YOUR TASK. Examine the material below. Gather every line in which the string "create" appears.

RECORD EXCERPTS.
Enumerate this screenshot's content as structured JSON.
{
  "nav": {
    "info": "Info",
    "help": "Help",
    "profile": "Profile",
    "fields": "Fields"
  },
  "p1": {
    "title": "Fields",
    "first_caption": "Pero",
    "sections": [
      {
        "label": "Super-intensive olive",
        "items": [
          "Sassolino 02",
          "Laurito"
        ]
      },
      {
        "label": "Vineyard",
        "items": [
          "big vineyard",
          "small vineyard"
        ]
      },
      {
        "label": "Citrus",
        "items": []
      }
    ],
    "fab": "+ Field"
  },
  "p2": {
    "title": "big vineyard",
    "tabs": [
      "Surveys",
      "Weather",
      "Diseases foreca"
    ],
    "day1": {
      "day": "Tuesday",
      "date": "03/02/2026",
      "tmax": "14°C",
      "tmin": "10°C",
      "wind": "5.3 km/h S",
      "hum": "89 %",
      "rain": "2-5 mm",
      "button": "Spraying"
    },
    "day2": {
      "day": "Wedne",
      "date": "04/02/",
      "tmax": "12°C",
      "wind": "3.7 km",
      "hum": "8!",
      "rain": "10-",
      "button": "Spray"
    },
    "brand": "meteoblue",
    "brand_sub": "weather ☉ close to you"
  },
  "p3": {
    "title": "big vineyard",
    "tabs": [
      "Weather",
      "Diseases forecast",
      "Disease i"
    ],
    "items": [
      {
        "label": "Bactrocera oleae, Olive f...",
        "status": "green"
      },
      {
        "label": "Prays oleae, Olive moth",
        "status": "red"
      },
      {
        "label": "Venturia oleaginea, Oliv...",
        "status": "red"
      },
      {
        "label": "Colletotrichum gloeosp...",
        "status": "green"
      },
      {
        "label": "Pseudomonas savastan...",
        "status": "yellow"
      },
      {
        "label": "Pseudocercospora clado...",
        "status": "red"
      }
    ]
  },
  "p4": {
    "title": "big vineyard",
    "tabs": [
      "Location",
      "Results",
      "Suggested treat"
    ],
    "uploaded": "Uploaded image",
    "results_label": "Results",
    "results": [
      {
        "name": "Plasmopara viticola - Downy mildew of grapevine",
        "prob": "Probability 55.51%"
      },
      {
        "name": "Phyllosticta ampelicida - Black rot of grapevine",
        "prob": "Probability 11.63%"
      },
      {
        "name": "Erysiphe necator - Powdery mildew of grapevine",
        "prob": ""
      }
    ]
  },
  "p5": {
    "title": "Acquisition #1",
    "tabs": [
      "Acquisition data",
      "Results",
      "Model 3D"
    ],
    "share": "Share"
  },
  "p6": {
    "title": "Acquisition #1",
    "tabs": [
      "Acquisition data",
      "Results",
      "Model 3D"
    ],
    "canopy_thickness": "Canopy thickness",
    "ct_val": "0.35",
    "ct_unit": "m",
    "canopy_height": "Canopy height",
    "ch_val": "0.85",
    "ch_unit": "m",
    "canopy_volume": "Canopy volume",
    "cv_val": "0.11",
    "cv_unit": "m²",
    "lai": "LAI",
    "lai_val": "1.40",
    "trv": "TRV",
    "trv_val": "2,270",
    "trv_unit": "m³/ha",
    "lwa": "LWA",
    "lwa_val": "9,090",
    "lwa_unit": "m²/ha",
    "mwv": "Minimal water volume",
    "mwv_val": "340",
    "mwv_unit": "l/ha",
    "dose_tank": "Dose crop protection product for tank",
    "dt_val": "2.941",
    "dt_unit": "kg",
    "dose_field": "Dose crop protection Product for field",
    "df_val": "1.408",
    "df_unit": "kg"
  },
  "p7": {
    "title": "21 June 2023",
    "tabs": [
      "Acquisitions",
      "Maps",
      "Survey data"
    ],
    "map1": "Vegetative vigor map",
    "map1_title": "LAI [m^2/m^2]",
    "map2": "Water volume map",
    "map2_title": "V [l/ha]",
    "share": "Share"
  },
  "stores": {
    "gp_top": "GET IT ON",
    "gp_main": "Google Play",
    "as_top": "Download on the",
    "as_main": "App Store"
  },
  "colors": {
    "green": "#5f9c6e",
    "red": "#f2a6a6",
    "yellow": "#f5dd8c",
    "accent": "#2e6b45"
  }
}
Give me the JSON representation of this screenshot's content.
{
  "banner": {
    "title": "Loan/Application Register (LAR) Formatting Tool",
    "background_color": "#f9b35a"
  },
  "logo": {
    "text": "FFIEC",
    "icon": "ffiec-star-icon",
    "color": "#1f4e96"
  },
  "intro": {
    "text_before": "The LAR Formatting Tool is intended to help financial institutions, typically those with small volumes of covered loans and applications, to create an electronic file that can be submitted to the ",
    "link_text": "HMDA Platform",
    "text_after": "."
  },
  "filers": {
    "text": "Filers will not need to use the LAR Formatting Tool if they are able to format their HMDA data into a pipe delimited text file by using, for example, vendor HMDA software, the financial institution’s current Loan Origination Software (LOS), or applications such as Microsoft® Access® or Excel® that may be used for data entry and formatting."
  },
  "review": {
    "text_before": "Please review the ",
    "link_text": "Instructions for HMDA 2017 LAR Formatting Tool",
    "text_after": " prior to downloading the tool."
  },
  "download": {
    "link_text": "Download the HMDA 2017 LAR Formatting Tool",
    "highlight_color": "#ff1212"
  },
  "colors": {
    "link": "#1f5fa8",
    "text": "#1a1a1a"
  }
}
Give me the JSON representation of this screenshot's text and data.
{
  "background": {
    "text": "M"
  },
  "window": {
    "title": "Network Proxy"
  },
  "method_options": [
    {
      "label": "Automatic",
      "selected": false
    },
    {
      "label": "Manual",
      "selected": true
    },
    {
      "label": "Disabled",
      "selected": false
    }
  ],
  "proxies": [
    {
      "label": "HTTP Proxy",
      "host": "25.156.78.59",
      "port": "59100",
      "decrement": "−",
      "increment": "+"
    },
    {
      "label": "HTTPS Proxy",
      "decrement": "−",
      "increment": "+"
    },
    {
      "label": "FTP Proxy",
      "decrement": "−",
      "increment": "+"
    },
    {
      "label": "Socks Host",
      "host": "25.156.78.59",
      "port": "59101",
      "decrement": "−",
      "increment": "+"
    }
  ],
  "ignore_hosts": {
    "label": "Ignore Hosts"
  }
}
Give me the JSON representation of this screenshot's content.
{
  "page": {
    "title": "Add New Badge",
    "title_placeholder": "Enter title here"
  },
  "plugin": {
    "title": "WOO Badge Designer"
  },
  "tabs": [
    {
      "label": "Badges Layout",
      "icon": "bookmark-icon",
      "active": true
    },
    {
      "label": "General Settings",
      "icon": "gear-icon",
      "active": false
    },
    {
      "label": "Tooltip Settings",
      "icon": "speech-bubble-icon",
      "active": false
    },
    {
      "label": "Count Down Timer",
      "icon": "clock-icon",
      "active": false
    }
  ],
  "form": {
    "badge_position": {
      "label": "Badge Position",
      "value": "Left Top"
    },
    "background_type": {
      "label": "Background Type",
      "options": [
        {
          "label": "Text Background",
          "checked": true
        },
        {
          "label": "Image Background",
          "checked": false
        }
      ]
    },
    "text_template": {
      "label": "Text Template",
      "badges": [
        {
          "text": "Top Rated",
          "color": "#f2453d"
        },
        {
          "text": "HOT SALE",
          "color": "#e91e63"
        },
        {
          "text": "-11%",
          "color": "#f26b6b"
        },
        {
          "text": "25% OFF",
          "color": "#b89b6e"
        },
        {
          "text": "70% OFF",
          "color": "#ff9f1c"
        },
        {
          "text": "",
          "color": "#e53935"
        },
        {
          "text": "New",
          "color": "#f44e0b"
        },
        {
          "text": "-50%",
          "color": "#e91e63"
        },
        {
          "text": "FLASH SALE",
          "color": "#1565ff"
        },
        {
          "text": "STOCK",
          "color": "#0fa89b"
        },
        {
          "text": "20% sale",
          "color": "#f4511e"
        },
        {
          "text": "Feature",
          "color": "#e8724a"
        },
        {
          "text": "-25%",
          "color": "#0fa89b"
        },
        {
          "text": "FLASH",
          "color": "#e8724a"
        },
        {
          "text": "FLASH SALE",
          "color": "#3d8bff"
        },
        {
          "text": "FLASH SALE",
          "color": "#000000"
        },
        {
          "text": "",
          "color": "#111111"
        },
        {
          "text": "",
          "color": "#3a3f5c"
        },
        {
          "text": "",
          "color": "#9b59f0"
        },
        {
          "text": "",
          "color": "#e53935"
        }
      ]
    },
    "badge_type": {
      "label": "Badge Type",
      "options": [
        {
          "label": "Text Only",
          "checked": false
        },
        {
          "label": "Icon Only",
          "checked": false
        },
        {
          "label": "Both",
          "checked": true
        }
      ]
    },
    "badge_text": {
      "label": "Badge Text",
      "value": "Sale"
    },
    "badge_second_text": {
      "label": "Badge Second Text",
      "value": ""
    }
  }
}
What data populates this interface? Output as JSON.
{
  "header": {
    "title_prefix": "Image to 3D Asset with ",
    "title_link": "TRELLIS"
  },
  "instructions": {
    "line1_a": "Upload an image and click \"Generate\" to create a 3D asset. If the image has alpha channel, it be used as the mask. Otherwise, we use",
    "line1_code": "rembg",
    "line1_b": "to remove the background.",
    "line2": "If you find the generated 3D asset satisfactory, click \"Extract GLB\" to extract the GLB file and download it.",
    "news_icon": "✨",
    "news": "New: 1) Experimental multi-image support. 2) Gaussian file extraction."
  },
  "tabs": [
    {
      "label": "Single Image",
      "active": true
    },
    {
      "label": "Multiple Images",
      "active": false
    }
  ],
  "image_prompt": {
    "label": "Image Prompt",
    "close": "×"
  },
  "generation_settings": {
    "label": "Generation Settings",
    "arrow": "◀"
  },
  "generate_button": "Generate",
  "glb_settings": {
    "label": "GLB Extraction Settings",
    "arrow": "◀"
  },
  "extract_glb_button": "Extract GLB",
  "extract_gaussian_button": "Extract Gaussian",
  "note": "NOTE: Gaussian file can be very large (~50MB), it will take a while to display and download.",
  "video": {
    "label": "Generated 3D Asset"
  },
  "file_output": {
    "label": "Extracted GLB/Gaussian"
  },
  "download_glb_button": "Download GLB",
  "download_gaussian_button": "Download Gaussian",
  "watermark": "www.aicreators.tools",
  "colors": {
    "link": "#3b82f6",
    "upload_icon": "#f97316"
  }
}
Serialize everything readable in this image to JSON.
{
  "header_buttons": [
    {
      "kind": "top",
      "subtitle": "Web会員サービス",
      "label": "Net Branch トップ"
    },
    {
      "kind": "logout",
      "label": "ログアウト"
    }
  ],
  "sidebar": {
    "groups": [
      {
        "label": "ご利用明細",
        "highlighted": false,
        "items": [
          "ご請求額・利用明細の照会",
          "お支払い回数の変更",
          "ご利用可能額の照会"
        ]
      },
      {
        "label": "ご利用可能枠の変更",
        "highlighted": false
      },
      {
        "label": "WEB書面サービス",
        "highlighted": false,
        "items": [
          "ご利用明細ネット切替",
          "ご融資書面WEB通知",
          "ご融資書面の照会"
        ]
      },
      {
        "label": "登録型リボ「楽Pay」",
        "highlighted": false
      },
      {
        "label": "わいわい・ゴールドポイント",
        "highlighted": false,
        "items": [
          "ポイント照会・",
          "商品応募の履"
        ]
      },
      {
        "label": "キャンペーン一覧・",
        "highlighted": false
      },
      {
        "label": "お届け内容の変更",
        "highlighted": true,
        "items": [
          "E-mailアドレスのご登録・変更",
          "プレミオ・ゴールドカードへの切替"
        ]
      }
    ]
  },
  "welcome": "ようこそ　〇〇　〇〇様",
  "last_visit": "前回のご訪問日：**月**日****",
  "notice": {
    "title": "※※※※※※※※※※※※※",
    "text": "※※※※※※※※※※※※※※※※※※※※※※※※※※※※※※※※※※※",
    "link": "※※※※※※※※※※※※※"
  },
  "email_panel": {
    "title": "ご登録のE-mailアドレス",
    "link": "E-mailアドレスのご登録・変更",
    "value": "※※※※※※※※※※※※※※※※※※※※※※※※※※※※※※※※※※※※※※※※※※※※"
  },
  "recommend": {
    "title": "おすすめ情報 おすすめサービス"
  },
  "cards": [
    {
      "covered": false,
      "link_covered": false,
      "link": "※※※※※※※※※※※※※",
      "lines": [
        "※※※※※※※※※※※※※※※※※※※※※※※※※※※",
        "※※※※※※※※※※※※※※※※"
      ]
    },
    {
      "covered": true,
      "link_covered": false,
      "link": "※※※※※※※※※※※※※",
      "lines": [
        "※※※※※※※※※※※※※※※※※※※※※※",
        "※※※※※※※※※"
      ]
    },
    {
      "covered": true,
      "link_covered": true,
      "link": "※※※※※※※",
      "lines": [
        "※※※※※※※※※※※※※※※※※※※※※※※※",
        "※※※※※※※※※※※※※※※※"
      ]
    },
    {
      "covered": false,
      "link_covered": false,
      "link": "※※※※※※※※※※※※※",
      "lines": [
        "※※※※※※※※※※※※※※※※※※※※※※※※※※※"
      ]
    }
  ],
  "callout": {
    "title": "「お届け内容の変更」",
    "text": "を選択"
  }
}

ANSWER TO THIS PROBLEM.
    "text_before": "The LAR Formatting Tool is intended to help financial institutions, typically those with small volumes of covered loans and applications, to create an electronic file that can be submitted to the ",
    "line1_a": "Upload an image and click \"Generate\" to create a 3D asset. If the image has alpha channel, it be used as the mask. Otherwise, we use",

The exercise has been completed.